▶ _To do_
Below are records; count the lines in them that hold "Graf" and give only the count.

▶ _Data extract_
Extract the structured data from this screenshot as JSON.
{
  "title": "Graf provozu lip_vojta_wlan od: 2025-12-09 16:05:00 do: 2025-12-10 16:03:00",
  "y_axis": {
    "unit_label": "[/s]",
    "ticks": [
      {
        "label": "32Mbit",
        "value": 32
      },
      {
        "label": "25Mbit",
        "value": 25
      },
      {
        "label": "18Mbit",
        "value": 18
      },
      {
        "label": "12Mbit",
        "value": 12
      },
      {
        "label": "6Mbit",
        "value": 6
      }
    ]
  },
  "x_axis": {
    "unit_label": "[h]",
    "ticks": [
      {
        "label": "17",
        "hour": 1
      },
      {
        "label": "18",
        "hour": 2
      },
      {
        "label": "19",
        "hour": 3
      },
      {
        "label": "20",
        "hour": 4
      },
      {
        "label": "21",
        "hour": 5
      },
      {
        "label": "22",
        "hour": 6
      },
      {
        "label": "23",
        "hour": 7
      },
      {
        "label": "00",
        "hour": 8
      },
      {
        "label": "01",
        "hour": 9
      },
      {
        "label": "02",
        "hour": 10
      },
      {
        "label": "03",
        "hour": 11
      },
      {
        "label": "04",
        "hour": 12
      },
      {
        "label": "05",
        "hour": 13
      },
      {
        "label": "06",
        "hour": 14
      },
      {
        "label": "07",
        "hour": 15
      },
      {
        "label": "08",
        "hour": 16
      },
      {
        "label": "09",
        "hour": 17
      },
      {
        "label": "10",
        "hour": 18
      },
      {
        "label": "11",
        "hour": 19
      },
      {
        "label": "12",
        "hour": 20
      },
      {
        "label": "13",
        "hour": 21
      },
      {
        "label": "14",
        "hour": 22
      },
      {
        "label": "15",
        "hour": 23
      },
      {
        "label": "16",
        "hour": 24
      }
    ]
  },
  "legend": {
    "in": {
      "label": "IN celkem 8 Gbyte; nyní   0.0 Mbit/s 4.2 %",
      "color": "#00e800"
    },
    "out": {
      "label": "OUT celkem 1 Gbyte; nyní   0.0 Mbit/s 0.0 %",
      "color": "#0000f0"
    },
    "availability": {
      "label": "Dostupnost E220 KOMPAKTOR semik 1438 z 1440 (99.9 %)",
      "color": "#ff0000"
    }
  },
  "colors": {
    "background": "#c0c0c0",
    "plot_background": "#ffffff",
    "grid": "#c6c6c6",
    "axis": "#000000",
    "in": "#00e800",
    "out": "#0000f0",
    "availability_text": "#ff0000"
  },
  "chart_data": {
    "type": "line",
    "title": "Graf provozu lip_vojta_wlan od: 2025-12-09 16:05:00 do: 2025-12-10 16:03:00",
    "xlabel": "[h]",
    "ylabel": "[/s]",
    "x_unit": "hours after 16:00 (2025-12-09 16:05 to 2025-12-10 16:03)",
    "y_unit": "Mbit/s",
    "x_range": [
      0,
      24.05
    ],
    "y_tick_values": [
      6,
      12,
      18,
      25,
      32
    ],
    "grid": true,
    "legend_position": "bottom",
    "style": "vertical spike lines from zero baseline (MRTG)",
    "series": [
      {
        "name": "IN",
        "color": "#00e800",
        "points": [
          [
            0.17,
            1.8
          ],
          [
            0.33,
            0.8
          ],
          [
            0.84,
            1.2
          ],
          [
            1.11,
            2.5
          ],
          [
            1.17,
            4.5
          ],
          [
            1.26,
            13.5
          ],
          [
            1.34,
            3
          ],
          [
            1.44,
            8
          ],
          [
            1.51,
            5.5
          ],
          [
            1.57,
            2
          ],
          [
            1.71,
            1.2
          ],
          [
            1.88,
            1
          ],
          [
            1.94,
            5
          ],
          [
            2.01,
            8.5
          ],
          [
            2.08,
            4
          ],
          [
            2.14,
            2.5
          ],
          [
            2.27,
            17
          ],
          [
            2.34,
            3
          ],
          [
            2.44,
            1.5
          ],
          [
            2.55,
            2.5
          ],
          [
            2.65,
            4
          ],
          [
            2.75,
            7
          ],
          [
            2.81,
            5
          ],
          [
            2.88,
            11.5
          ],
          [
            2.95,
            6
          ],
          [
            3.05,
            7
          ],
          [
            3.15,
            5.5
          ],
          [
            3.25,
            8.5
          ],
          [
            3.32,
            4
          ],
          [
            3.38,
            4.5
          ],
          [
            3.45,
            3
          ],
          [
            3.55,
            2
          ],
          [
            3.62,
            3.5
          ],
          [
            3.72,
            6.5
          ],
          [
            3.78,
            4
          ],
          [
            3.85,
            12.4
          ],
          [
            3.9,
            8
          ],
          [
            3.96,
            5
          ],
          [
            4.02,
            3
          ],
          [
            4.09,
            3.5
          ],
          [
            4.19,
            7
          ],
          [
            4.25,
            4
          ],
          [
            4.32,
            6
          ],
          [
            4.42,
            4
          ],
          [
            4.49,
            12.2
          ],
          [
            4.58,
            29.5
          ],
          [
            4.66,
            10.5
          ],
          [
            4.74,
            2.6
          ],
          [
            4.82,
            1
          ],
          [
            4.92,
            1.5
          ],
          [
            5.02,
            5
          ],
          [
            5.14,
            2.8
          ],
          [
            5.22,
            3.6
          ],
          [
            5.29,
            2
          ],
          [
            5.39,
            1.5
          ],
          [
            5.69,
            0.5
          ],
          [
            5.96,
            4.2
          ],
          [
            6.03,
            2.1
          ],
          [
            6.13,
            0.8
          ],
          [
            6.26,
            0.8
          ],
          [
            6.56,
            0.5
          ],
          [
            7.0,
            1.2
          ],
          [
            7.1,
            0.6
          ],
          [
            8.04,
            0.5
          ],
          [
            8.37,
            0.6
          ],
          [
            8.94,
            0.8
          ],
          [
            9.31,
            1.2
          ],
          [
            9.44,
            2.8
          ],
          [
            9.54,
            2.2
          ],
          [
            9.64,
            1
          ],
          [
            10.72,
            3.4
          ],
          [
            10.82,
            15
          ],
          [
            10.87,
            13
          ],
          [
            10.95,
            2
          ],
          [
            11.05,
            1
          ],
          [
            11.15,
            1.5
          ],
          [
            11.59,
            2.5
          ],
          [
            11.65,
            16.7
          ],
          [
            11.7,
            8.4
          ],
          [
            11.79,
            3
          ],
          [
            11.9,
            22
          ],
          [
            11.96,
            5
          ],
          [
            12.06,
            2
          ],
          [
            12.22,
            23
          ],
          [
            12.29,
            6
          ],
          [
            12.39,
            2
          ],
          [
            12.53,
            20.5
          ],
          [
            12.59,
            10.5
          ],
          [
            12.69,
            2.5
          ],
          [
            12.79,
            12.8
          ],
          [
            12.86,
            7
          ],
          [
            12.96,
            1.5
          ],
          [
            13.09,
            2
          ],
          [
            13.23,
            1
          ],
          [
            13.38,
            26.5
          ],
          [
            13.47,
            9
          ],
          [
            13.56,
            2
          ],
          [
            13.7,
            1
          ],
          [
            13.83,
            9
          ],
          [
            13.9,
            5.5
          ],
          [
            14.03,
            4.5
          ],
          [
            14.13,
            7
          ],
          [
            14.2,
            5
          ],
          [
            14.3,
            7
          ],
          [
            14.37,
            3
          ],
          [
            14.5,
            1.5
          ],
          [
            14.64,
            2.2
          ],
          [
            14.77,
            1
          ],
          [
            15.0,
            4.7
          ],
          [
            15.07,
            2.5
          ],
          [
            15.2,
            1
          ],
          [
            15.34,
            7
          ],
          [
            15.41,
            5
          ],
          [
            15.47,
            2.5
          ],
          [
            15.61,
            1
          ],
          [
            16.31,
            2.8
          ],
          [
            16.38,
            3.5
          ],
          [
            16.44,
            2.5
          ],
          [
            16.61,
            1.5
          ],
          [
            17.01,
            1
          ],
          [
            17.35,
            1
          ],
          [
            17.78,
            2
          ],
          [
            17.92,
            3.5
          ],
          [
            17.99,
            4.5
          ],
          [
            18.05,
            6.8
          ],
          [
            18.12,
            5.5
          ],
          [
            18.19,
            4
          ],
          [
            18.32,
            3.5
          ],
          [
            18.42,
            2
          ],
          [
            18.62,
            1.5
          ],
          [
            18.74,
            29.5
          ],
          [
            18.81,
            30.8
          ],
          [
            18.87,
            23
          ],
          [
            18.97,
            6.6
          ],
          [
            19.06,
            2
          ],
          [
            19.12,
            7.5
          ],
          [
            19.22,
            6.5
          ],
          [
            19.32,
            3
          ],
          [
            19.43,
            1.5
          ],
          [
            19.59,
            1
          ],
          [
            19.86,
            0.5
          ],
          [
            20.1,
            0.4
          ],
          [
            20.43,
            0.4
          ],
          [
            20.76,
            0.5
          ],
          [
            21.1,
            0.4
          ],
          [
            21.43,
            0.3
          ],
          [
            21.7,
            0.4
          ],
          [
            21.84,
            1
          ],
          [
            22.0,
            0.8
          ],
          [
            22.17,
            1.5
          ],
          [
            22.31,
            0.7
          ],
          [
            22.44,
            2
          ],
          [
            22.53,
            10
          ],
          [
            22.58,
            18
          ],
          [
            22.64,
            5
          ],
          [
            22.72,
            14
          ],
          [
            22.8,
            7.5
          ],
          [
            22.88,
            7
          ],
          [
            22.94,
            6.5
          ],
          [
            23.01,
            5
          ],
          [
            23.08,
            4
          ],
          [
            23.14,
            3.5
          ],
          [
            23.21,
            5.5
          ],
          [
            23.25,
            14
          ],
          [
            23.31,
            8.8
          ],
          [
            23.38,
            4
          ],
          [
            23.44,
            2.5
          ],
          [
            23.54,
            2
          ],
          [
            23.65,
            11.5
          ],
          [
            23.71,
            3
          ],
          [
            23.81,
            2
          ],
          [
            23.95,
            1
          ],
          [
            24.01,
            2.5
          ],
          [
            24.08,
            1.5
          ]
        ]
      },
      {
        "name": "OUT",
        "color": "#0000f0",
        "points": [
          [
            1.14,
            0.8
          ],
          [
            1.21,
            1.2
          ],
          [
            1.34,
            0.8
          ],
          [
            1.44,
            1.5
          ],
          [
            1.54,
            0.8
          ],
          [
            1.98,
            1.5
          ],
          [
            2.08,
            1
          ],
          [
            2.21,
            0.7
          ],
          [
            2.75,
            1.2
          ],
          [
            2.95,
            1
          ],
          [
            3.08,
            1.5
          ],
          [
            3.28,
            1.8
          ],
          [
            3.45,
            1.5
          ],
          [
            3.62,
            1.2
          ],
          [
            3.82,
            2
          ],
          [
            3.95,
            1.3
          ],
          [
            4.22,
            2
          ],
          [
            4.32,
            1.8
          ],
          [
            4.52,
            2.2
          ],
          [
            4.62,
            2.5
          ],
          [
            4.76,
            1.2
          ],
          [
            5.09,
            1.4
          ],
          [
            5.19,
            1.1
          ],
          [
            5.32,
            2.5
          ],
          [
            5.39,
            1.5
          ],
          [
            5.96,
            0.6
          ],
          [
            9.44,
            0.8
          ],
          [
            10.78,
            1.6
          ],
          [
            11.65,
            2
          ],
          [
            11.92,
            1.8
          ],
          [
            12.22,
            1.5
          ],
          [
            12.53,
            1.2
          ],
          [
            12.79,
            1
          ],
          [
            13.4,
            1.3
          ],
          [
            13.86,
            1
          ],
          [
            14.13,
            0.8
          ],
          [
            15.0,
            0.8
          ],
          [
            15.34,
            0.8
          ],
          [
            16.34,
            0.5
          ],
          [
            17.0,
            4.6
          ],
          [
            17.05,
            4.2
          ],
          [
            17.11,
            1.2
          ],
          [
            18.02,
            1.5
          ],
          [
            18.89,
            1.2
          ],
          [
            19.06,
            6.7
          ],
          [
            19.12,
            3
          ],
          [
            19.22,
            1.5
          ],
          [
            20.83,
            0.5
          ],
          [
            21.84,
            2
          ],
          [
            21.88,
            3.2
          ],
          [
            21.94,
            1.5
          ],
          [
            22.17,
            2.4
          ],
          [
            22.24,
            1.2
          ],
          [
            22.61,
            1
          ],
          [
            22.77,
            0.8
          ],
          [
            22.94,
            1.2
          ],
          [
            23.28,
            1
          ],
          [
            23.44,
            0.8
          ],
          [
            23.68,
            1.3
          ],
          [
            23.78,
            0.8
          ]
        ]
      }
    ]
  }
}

▶ _Solution for this problem_
2